## Instruction
Show every line where "basısı" occurs.

## The data
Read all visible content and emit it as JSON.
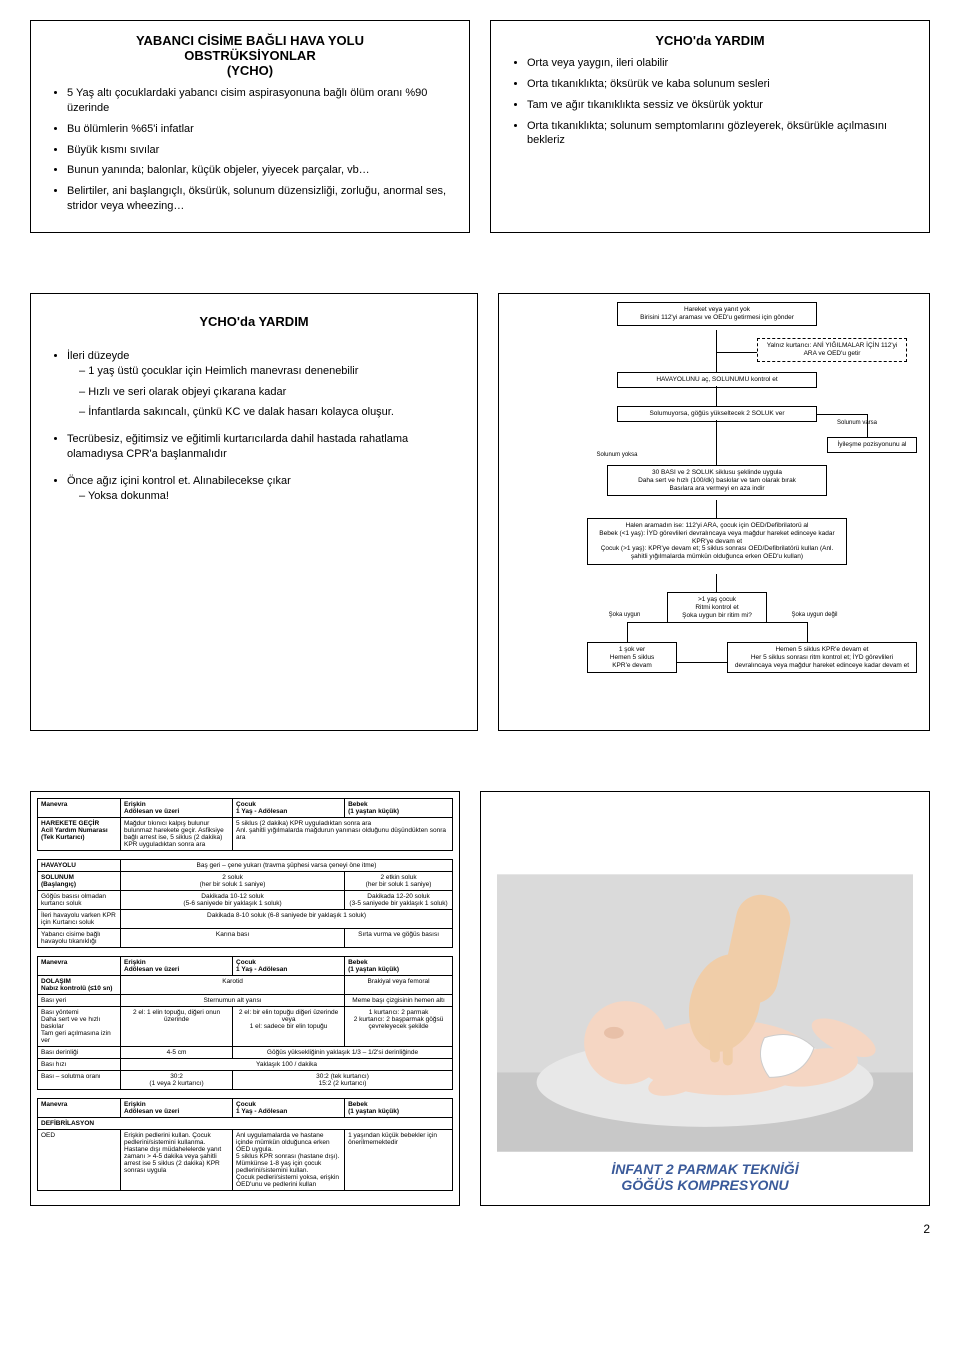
{
  "page_number": "2",
  "panel1": {
    "title_l1": "YABANCI CİSİME BAĞLI HAVA YOLU",
    "title_l2": "OBSTRÜKSİYONLAR",
    "title_l3": "(YCHO)",
    "items": [
      "5 Yaş altı çocuklardaki yabancı cisim aspirasyonuna bağlı ölüm oranı %90 üzerinde",
      "Bu ölümlerin %65'i infatlar",
      "Büyük kısmı sıvılar",
      "Bunun yanında; balonlar, küçük objeler, yiyecek parçalar, vb…",
      "Belirtiler, ani başlangıçlı, öksürük, solunum düzensizliği, zorluğu, anormal ses, stridor veya wheezing…"
    ]
  },
  "panel2": {
    "title": "YCHO'da YARDIM",
    "items": [
      "Orta veya yaygın, ileri olabilir",
      "Orta tıkanıklıkta; öksürük ve kaba solunum sesleri",
      "Tam ve ağır tıkanıklıkta sessiz ve öksürük yoktur",
      "Orta tıkanıklıkta; solunum semptomlarını gözleyerek, öksürükle açılmasını bekleriz"
    ]
  },
  "panel3": {
    "title": "YCHO'da YARDIM",
    "b1": "İleri düzeyde",
    "b1_sub": [
      "1 yaş üstü çocuklar için Heimlich manevrası denenebilir",
      "Hızlı ve seri olarak objeyi çıkarana kadar",
      "İnfantlarda sakıncalı, çünkü KC ve dalak hasarı kolayca oluşur."
    ],
    "b2": "Tecrübesiz, eğitimsiz ve eğitimli kurtarıcılarda dahil hastada rahatlama olamadıysa CPR'a başlanmalıdır",
    "b3": "Önce ağız içini kontrol et. Alınabilecekse çıkar",
    "b3_sub": [
      "Yoksa dokunma!"
    ]
  },
  "flow": {
    "n1": "Hareket veya yanıt yok\nBirisini 112'yi araması ve OED'u getirmesi için gönder",
    "n2": "Yalnız kurtarıcı: ANİ YIĞILMALAR İÇİN 112'yi ARA ve OED'u getir",
    "n3": "HAVAYOLUNU aç, SOLUNUMU kontrol et",
    "n4": "Solumuyorsa, göğüs yükseltecek 2 SOLUK ver",
    "n5a": "Solunum varsa",
    "n5b": "İyileşme pozisyonunu al",
    "n5c": "Solunum yoksa",
    "n6": "30 BASI ve 2 SOLUK siklusu şeklinde uygula\nDaha sert ve hızlı (100/dk) baskılar ve tam olarak bırak\nBasılara ara vermeyi en aza indir",
    "n7": "Halen aramadın ise: 112'yi ARA, çocuk için OED/Defibrilatorü al\nBebek (<1 yaş): İYD görevlileri devralıncaya veya mağdur hareket edinceye kadar KPR'ye devam et\nÇocuk (>1 yaş): KPR'ye devam et; 5 siklus sonrası OED/Defibrilatörü kullan (Anl. şahitli yığılmalarda mümkün olduğunca erken OED'u kullan)",
    "n8": ">1 yaş çocuk\nRitmi kontrol et\nŞoka uygun bir ritim mi?",
    "n8_left": "Şoka uygun",
    "n8_right": "Şoka uygun değil",
    "n9": "1 şok ver\nHemen 5 siklus\nKPR'e devam",
    "n10": "Hemen 5 siklus KPR'e devam et\nHer 5 siklus sonrası ritm kontrol et; İYD görevlileri devralıncaya veya mağdur hareket edinceye kadar devam et"
  },
  "tables": {
    "cols": [
      "Manevra",
      "Erişkin\nAdölesan ve üzeri",
      "Çocuk\n1 Yaş - Adölesan",
      "Bebek\n(1 yaştan küçük)"
    ],
    "t1": [
      [
        "HAREKETE GEÇİR\nAcil Yardım Numarası (Tek Kurtarıcı)",
        "Mağdur tıkınıcı kalpış bulunur bulunmaz harekete geçir. Asfiksiye bağlı arrest ise, 5 siklus (2 dakika) KPR uyguladıktan sonra ara",
        "5 siklus (2 dakika) KPR uyguladıktan sonra ara\nAnl. şahitli yığılmalarda mağdurun yanınası olduğunu düşündükten sonra ara",
        ""
      ]
    ],
    "t2": [
      [
        "HAVAYOLU",
        "Baş geri – çene yukarı (travma şüphesi varsa çeneyi öne itme)",
        "",
        ""
      ],
      [
        "SOLUNUM\n(Başlangıç)",
        "2 soluk\n(her bir soluk 1 saniye)",
        "",
        "2 etkin soluk\n(her bir soluk 1 saniye)"
      ],
      [
        "Göğüs basısı olmadan kurtarıcı soluk",
        "Dakikada 10-12 soluk\n(5-6 saniyede bir yaklaşık 1 soluk)",
        "",
        "Dakikada 12-20 soluk\n(3-5 saniyede bir yaklaşık 1 soluk)"
      ],
      [
        "İleri havayolu varken KPR için Kurtarıcı soluk",
        "Dakikada 8-10 soluk (6-8 saniyede bir yaklaşık 1 soluk)",
        "",
        ""
      ],
      [
        "Yabancı cisime bağlı havayolu tıkanıklığı",
        "Karına bası",
        "",
        "Sırta vurma ve göğüs basısı"
      ]
    ],
    "t3": [
      [
        "DOLAŞIM\nNabız kontrolü (≤10 sn)",
        "Karotid",
        "",
        "Brakiyal veya femoral"
      ],
      [
        "Bası yeri",
        "Sternumun alt yarısı",
        "",
        "Meme başı çizgisinin hemen altı"
      ],
      [
        "Bası yöntemi\nDaha sert ve ve hızlı baskılar\nTam geri açılmasına izin ver",
        "2 el: 1 elin topuğu, diğeri onun üzerinde",
        "2 el: bir elin topuğu diğeri üzerinde veya\n1 el: sadece bir elin topuğu",
        "1 kurtarıcı: 2 parmak\n2 kurtarıcı: 2 başparmak göğsü çevreleyecek şekilde"
      ],
      [
        "Bası derinliği",
        "4-5 cm",
        "Göğüs yüksekliğinin yaklaşık 1/3 – 1/2'si derinliğinde",
        ""
      ],
      [
        "Bası hızı",
        "Yaklaşık 100 / dakika",
        "",
        ""
      ],
      [
        "Bası – solutma oranı",
        "30:2\n(1 veya 2 kurtarıcı)",
        "",
        "30:2 (tek kurtarıcı)\n15:2 (2 kurtarıcı)"
      ]
    ],
    "t4": [
      [
        "DEFİBRİLASYON",
        "",
        "",
        ""
      ],
      [
        "OED",
        "Erişkin pedlerini kullan. Çocuk pedlerini/sistemini kullanma.\nHastane dışı müdahelelerde yanıt zamanı > 4-5 dakika veya şahitli arrest ise 5 siklus (2 dakika) KPR sonrası uygula",
        "Anl uygulamalarda ve hastane içinde mümkün olduğunca erken OED uygula.\n5 siklus KPR sonrası (hastane dışı). Mümkünse 1-8 yaş için çocuk pedlerini/sistemini kullan.\nÇocuk pedleri/sistemi yoksa, erişkin OED'unu ve pedlerini kullan",
        "1 yaşından küçük bebekler için önerilmemektedir"
      ]
    ]
  },
  "infant_caption_l1": "İNFANT 2 PARMAK TEKNİĞİ",
  "infant_caption_l2": "GÖĞÜS KOMPRESYONU",
  "colors": {
    "border": "#000000",
    "caption": "#3a5a9a",
    "skin": "#f5d6c3",
    "skin_shadow": "#e8c0a8",
    "cloth": "#e8e8e8",
    "hand": "#f0cda8",
    "bg": "#dadada"
  }
}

## Written answer
        "Göğüs basısı olmadan kurtarıcı soluk",
        "Sırta vurma ve göğüs basısı"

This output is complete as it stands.